Short exercise: Scan the records for the word "広陵の主砲草島紘太". Copy each line that includes it.
══════════════════════════════
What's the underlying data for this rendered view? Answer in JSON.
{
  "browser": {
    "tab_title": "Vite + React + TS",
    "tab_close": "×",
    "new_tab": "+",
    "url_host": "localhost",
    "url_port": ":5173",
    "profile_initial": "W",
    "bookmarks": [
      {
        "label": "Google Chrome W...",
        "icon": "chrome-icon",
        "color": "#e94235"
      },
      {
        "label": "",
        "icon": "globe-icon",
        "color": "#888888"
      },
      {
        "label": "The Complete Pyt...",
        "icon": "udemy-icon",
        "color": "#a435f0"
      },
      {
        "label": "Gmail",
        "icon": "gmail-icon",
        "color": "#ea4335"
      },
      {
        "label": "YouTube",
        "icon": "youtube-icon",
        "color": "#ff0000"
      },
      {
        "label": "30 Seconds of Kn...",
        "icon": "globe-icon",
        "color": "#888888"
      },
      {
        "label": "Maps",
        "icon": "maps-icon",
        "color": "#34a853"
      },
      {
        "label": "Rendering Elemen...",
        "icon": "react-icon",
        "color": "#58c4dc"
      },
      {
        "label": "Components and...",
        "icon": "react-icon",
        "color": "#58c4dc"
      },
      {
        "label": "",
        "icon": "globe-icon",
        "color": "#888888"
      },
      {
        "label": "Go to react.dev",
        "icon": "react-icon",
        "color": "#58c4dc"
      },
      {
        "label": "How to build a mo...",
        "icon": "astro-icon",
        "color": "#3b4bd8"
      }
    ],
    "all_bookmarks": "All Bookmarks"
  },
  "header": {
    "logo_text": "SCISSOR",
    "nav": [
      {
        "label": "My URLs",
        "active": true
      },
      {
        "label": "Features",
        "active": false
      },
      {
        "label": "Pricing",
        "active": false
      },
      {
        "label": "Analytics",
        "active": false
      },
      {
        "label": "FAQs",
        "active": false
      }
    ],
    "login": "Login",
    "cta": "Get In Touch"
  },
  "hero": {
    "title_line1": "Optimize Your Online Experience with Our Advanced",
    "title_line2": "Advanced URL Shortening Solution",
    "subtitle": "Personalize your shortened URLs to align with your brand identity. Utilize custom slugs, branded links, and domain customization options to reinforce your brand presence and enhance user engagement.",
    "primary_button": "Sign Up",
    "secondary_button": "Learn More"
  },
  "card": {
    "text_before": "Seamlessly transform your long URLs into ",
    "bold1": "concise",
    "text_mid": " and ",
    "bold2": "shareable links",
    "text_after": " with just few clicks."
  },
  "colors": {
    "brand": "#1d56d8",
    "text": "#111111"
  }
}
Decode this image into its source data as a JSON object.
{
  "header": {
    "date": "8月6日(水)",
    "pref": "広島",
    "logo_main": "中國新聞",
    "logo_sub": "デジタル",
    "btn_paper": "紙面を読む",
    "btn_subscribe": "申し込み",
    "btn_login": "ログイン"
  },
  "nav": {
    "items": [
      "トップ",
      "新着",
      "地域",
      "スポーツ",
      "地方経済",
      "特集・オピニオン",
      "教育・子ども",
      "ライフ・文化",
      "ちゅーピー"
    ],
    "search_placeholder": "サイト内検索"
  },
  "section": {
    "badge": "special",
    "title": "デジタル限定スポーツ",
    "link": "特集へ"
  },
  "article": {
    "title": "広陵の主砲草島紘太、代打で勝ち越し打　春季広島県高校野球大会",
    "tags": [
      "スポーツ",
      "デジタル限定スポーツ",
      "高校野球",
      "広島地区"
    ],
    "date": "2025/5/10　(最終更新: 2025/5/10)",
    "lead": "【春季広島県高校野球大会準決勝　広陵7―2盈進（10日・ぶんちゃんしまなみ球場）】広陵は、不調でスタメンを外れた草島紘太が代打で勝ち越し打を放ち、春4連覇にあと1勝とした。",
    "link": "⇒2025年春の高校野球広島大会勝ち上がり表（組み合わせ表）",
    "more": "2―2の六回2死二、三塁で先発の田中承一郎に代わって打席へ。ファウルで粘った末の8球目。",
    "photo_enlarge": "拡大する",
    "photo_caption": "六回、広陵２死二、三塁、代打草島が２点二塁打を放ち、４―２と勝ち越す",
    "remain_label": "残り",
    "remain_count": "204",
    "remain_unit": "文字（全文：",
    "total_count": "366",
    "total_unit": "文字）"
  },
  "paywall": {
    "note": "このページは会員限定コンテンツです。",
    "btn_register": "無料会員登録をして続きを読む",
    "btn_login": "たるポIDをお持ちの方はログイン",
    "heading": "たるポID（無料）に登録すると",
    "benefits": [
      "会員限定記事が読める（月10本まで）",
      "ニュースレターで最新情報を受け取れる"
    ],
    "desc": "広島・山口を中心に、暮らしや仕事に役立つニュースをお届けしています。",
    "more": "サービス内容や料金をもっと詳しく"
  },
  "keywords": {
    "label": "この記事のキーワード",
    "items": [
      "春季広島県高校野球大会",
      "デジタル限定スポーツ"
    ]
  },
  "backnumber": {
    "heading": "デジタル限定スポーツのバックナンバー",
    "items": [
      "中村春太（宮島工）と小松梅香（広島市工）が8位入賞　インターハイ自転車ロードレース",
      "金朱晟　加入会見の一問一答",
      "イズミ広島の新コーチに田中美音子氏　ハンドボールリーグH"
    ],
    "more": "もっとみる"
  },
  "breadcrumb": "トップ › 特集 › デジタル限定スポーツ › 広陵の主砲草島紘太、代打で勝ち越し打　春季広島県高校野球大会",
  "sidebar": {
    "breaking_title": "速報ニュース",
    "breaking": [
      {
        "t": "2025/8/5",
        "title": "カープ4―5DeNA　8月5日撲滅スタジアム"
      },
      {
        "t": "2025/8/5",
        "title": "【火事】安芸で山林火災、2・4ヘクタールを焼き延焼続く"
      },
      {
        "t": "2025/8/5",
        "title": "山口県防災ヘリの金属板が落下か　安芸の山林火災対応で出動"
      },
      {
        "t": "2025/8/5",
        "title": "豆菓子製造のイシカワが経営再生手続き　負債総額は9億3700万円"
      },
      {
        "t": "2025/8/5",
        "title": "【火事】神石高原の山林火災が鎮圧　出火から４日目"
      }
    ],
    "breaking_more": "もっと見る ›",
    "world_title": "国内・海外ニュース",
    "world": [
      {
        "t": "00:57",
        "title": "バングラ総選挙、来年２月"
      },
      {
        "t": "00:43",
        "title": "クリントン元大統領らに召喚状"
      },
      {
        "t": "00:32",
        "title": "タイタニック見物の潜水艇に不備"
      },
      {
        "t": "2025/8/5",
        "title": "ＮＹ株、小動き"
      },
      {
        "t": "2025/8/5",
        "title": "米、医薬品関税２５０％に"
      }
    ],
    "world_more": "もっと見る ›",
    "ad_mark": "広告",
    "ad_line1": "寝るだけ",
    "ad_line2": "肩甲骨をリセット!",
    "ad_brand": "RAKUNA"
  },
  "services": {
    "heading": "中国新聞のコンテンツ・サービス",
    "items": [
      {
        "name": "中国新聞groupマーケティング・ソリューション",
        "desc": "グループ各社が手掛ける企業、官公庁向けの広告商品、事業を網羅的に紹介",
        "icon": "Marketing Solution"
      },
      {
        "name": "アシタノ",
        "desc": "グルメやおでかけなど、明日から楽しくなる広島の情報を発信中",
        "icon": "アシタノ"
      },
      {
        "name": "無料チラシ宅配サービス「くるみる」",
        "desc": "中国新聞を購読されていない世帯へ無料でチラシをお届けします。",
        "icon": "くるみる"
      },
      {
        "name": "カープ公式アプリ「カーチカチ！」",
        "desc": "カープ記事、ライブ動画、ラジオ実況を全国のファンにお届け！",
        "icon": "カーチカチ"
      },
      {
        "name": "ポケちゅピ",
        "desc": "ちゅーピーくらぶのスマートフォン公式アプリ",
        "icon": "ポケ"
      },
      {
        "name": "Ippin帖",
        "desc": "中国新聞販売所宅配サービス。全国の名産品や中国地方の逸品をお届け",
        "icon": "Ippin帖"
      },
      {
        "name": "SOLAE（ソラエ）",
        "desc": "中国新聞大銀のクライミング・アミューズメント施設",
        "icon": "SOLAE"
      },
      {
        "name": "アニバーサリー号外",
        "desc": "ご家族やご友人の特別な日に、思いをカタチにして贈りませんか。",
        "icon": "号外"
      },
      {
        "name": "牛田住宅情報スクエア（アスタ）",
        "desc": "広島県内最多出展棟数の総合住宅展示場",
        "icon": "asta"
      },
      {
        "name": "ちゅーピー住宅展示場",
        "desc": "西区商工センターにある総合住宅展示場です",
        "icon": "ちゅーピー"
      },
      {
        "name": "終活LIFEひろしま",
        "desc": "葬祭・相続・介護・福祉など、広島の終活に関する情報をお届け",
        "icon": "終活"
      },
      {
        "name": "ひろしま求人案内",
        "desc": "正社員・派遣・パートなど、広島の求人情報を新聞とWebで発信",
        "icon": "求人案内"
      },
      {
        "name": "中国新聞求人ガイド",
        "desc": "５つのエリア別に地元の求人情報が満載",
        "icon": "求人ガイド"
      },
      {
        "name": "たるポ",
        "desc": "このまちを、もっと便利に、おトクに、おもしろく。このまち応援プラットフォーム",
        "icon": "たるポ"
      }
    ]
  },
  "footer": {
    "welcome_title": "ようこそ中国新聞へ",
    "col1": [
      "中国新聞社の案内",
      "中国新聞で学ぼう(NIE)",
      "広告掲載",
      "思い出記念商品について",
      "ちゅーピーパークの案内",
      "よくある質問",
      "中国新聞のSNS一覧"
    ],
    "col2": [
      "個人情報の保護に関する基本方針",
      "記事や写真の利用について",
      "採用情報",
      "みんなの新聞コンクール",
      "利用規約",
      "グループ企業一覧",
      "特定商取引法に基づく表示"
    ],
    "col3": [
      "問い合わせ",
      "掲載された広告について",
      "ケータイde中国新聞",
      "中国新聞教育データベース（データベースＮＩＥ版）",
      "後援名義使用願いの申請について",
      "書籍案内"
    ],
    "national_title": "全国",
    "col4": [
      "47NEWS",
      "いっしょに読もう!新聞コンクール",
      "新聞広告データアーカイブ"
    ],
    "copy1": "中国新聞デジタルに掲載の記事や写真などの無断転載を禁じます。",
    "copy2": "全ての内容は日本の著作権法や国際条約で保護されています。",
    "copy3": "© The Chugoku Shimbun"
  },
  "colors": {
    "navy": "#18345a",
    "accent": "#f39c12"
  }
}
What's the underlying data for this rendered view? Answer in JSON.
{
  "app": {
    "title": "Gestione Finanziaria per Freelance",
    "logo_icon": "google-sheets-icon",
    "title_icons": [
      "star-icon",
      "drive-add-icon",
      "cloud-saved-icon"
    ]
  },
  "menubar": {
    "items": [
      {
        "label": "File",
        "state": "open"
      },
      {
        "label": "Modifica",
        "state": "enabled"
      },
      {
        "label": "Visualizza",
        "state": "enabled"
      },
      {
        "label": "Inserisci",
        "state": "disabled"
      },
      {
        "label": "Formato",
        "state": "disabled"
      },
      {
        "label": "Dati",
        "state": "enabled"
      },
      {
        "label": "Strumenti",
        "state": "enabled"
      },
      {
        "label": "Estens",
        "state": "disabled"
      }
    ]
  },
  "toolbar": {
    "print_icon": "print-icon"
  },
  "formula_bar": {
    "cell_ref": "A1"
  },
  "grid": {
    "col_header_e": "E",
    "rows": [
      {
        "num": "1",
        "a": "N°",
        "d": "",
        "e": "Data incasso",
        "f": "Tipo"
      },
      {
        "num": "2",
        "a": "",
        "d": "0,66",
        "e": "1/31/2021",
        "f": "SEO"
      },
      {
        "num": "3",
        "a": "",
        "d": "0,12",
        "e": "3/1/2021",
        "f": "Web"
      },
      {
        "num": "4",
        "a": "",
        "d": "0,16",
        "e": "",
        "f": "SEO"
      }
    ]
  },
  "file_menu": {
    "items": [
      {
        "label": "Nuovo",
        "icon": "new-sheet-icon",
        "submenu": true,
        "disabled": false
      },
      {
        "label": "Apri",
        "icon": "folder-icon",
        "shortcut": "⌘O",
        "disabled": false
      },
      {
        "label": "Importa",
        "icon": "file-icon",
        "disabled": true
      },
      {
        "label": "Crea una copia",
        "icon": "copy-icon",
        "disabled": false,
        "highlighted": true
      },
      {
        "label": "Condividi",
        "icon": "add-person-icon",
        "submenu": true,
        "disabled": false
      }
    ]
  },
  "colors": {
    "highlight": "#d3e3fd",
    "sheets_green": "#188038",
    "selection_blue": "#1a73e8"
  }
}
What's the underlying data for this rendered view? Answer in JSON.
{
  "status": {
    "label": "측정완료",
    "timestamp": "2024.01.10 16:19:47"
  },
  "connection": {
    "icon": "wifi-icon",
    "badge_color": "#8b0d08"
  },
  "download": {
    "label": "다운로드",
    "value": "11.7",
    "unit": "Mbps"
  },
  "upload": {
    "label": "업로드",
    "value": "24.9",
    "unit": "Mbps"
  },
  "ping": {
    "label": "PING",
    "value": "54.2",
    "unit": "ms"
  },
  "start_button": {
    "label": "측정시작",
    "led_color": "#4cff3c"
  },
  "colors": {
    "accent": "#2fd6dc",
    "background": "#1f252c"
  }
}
══════════════════════════════
Response to this exercise:
    "title": "広陵の主砲草島紘太、代打で勝ち越し打　春季広島県高校野球大会",
  "breadcrumb": "トップ › 特集 › デジタル限定スポーツ › 広陵の主砲草島紘太、代打で勝ち越し打　春季広島県高校野球大会",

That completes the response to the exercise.